● EXERCISE DESCRIPTION
Write out the records word for word, with no pictures.

*** INPUT FOR THIS TASK

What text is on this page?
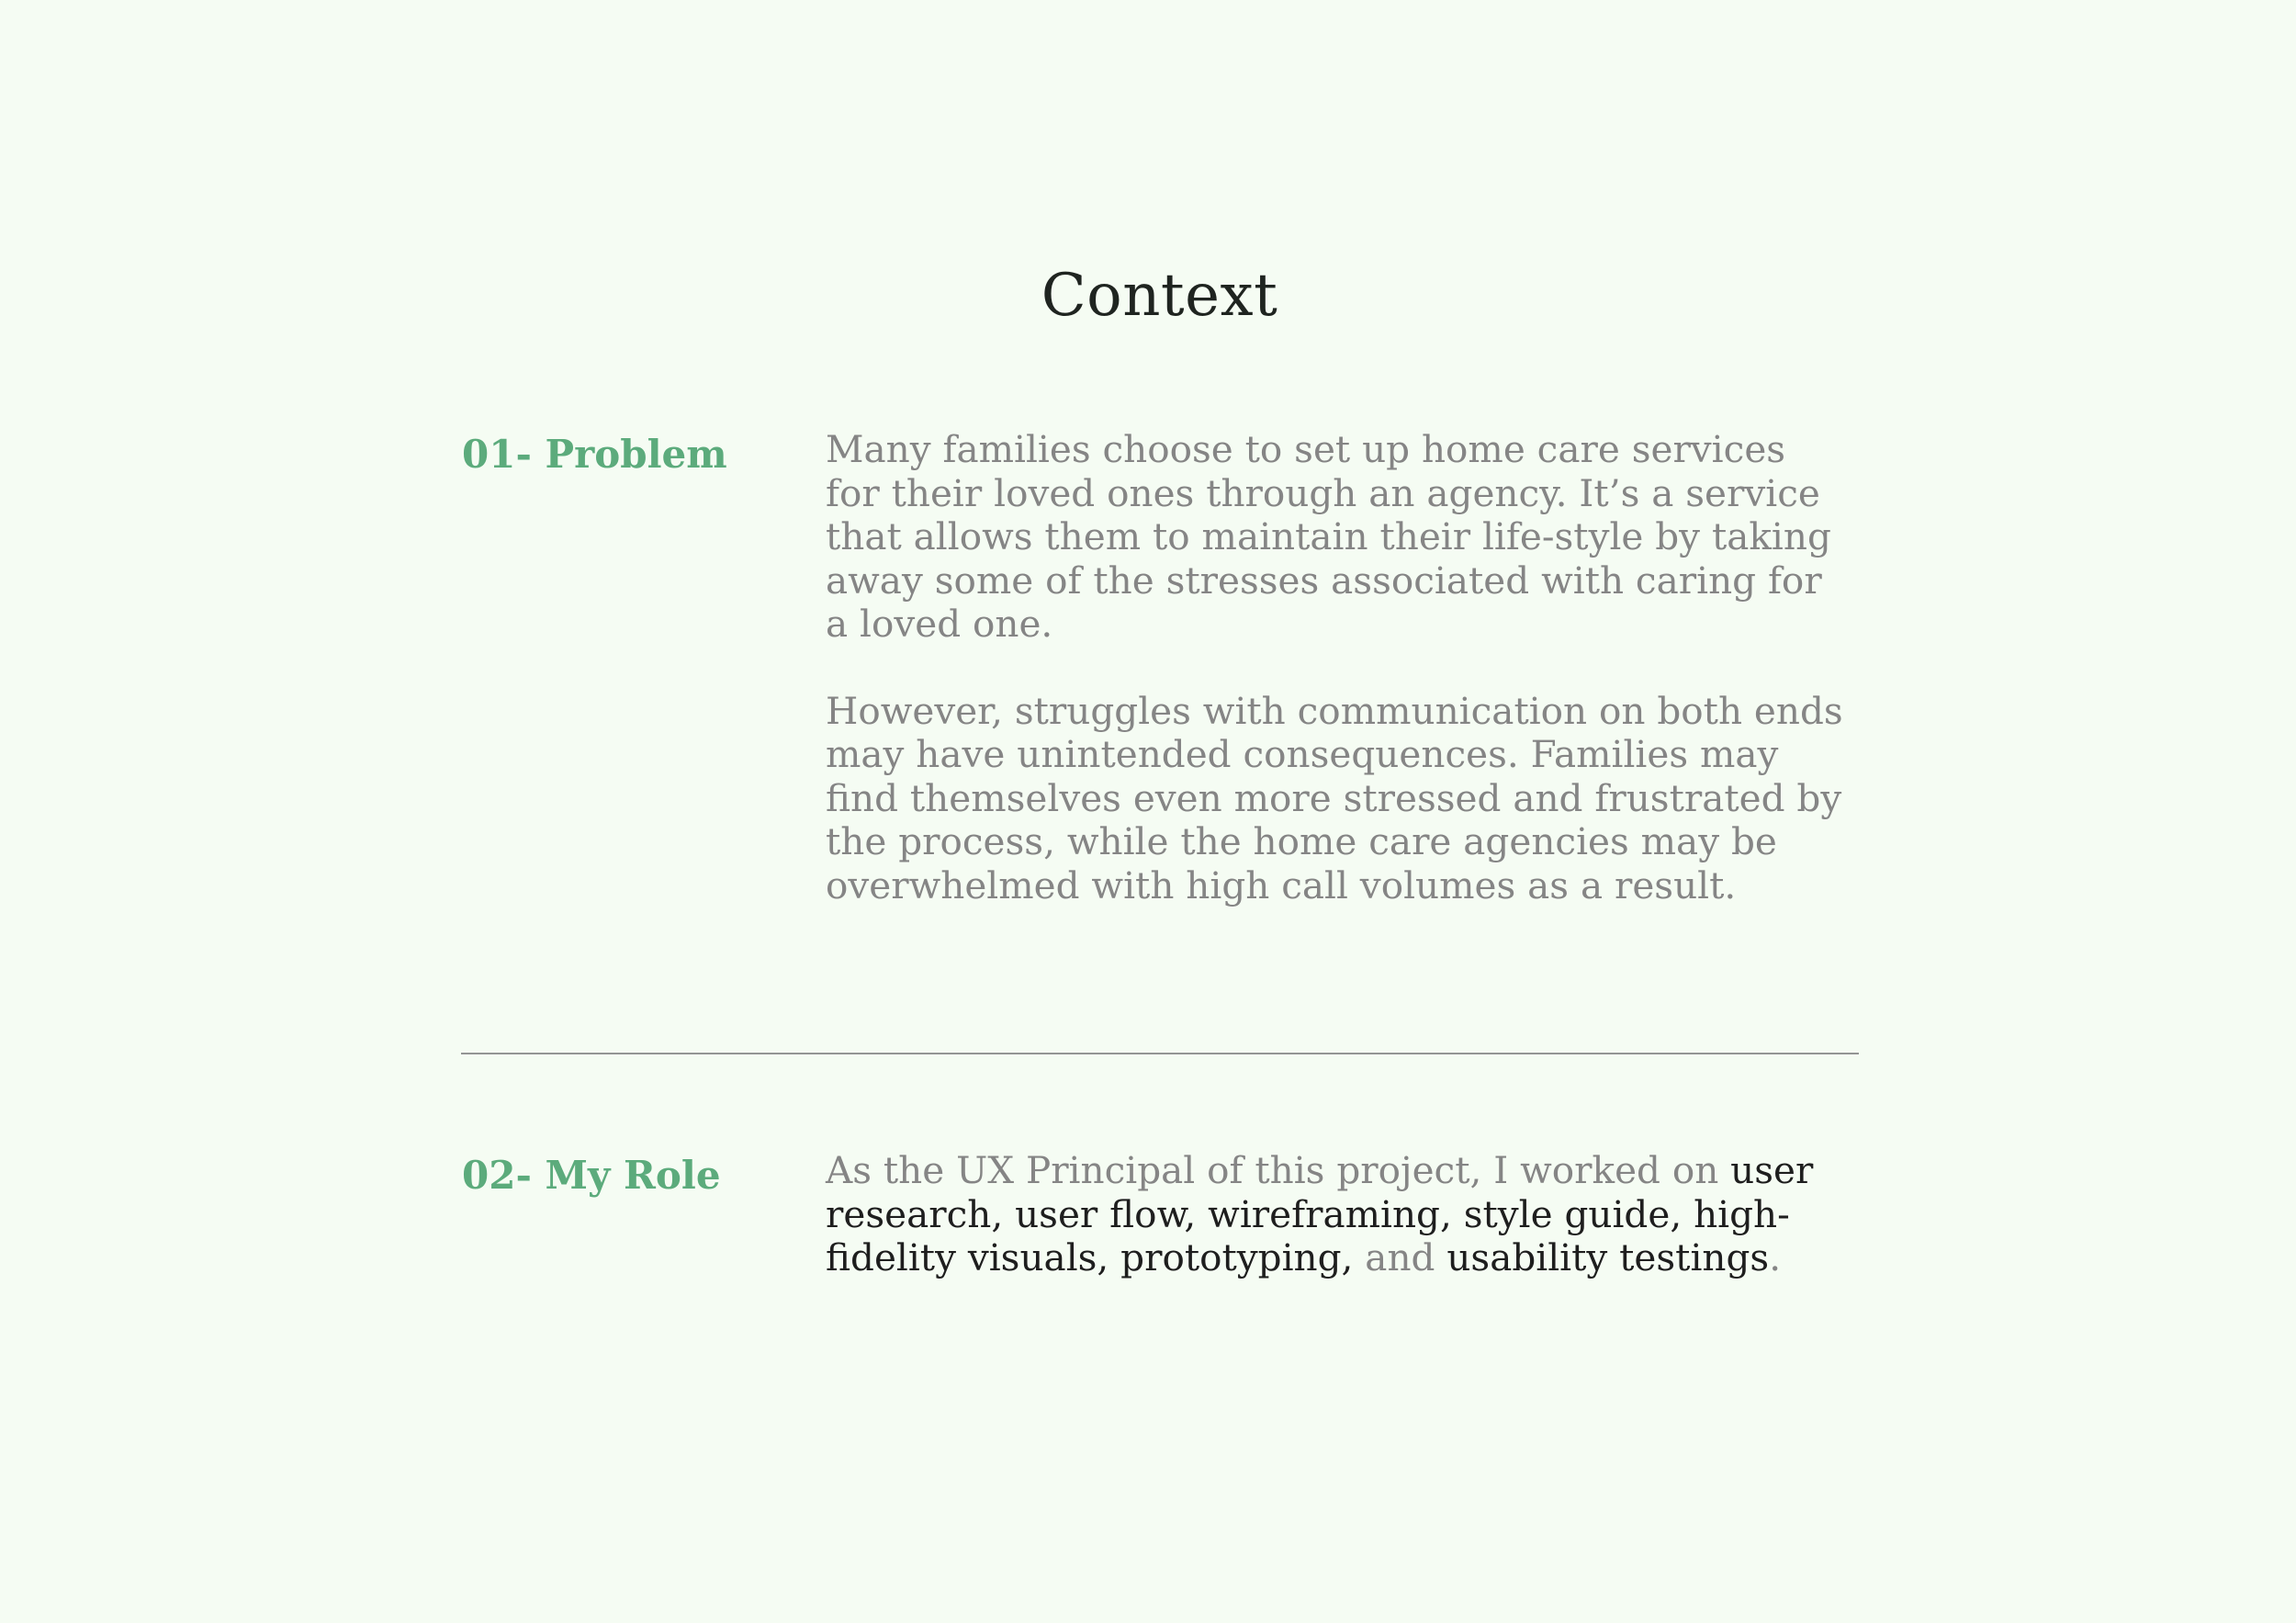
Context
01- Problem	Many families choose to set up home care services for their loved ones through an agency. It’s a service that allows them to maintain their life-style by taking away some of the stresses associated with caring for a loved one.

However, struggles with communication on both ends may have unintended consequences. Families may find themselves even more stressed and frustrated by the process, while the home care agencies may be overwhelmed with high call volumes as a result.

02- My Role	As the UX Principal of this project, I worked on user research, user flow, wireframing, style guide, high-fidelity visuals, prototyping, and usability testings.
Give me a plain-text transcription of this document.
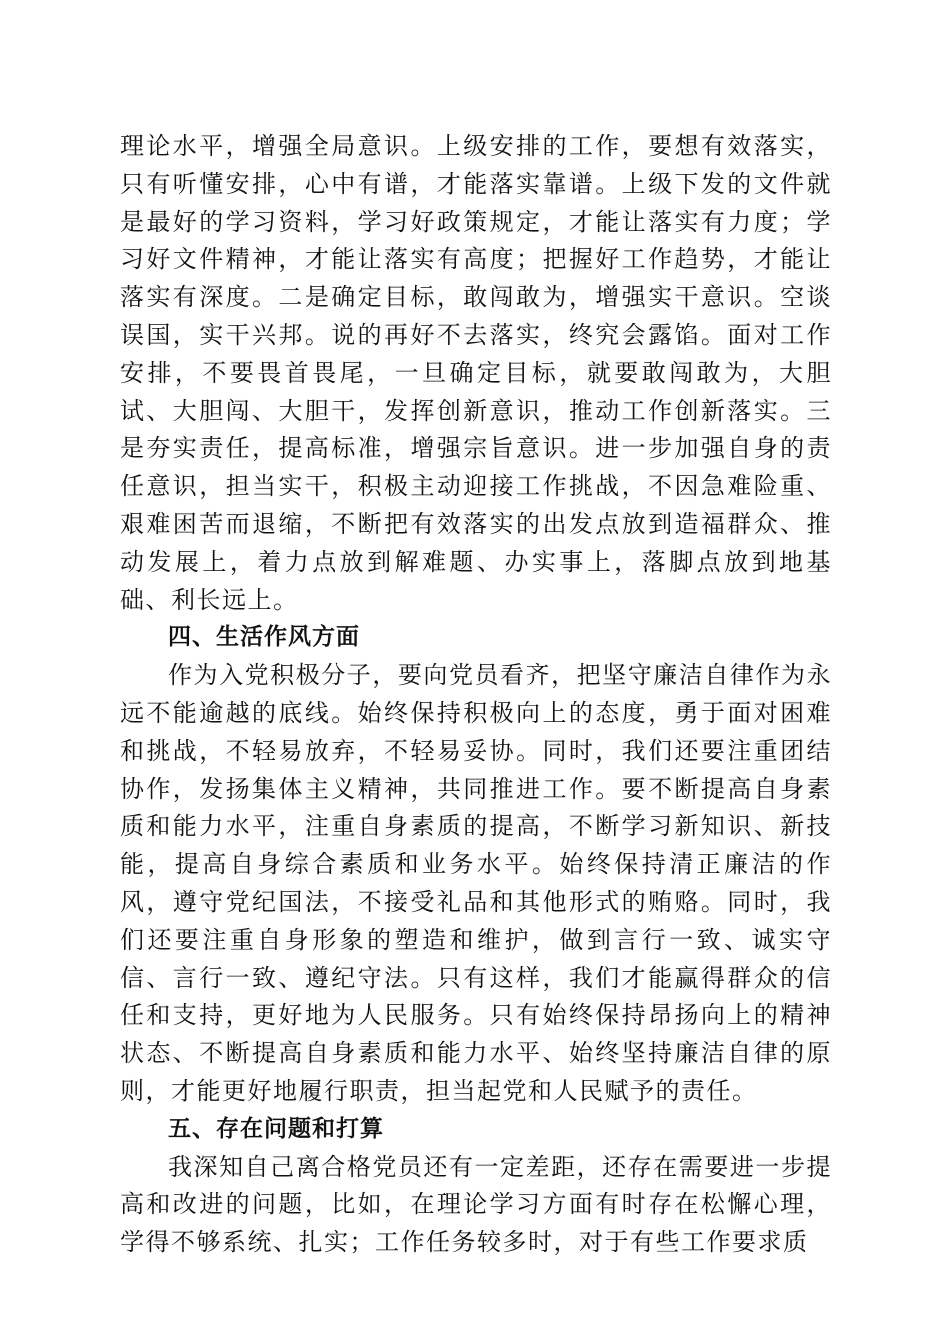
理论水平，增强全局意识。上级安排的工作，要想有效落实，只有听懂安排，心中有谱，才能落实靠谱。上级下发的文件就是最好的学习资料，学习好政策规定，才能让落实有力度；学习好文件精神，才能让落实有高度；把握好工作趋势，才能让落实有深度。二是确定目标，敢闯敢为，增强实干意识。空谈误国，实干兴邦。说的再好不去落实，终究会露馅。面对工作安排，不要畏首畏尾，一旦确定目标，就要敢闯敢为，大胆试、大胆闯、大胆干，发挥创新意识，推动工作创新落实。三是夯实责任，提高标准，增强宗旨意识。进一步加强自身的责任意识，担当实干，积极主动迎接工作挑战，不因急难险重、艰难困苦而退缩，不断把有效落实的出发点放到造福群众、推动发展上，着力点放到解难题、办实事上，落脚点放到地基础、利长远上。

四、生活作风方面

作为入党积极分子，要向党员看齐，把坚守廉洁自律作为永远不能逾越的底线。始终保持积极向上的态度，勇于面对困难和挑战，不轻易放弃，不轻易妥协。同时，我们还要注重团结协作，发扬集体主义精神，共同推进工作。要不断提高自身素质和能力水平，注重自身素质的提高，不断学习新知识、新技能，提高自身综合素质和业务水平。始终保持清正廉洁的作风，遵守党纪国法，不接受礼品和其他形式的贿赂。同时，我们还要注重自身形象的塑造和维护，做到言行一致、诚实守信、言行一致、遵纪守法。只有这样，我们才能赢得群众的信任和支持，更好地为人民服务。只有始终保持昂扬向上的精神状态、不断提高自身素质和能力水平、始终坚持廉洁自律的原则，才能更好地履行职责，担当起党和人民赋予的责任。

五、存在问题和打算

我深知自己离合格党员还有一定差距，还存在需要进一步提高和改进的问题，比如，在理论学习方面有时存在松懈心理，学得不够系统、扎实；工作任务较多时，对于有些工作要求质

******

● SOLUTION
What text is on this page?
Context
01- Problem	Many families choose to set up home care services for their loved ones through an agency. It’s a service that allows them to maintain their life-style by taking away some of the stresses associated with caring for a loved one.

However, struggles with communication on both ends may have unintended consequences. Families may find themselves even more stressed and frustrated by the process, while the home care agencies may be overwhelmed with high call volumes as a result.

02- My Role	As the UX Principal of this project, I worked on user research, user flow, wireframing, style guide, high-fidelity visuals, prototyping, and usability testings.
Give me a plain-text transcription of this document.
理论水平，增强全局意识。上级安排的工作，要想有效落实，只有听懂安排，心中有谱，才能落实靠谱。上级下发的文件就是最好的学习资料，学习好政策规定，才能让落实有力度；学习好文件精神，才能让落实有高度；把握好工作趋势，才能让落实有深度。二是确定目标，敢闯敢为，增强实干意识。空谈误国，实干兴邦。说的再好不去落实，终究会露馅。面对工作安排，不要畏首畏尾，一旦确定目标，就要敢闯敢为，大胆试、大胆闯、大胆干，发挥创新意识，推动工作创新落实。三是夯实责任，提高标准，增强宗旨意识。进一步加强自身的责任意识，担当实干，积极主动迎接工作挑战，不因急难险重、艰难困苦而退缩，不断把有效落实的出发点放到造福群众、推动发展上，着力点放到解难题、办实事上，落脚点放到地基础、利长远上。

四、生活作风方面

作为入党积极分子，要向党员看齐，把坚守廉洁自律作为永远不能逾越的底线。始终保持积极向上的态度，勇于面对困难和挑战，不轻易放弃，不轻易妥协。同时，我们还要注重团结协作，发扬集体主义精神，共同推进工作。要不断提高自身素质和能力水平，注重自身素质的提高，不断学习新知识、新技能，提高自身综合素质和业务水平。始终保持清正廉洁的作风，遵守党纪国法，不接受礼品和其他形式的贿赂。同时，我们还要注重自身形象的塑造和维护，做到言行一致、诚实守信、言行一致、遵纪守法。只有这样，我们才能赢得群众的信任和支持，更好地为人民服务。只有始终保持昂扬向上的精神状态、不断提高自身素质和能力水平、始终坚持廉洁自律的原则，才能更好地履行职责，担当起党和人民赋予的责任。

五、存在问题和打算

我深知自己离合格党员还有一定差距，还存在需要进一步提高和改进的问题，比如，在理论学习方面有时存在松懈心理，学得不够系统、扎实；工作任务较多时，对于有些工作要求质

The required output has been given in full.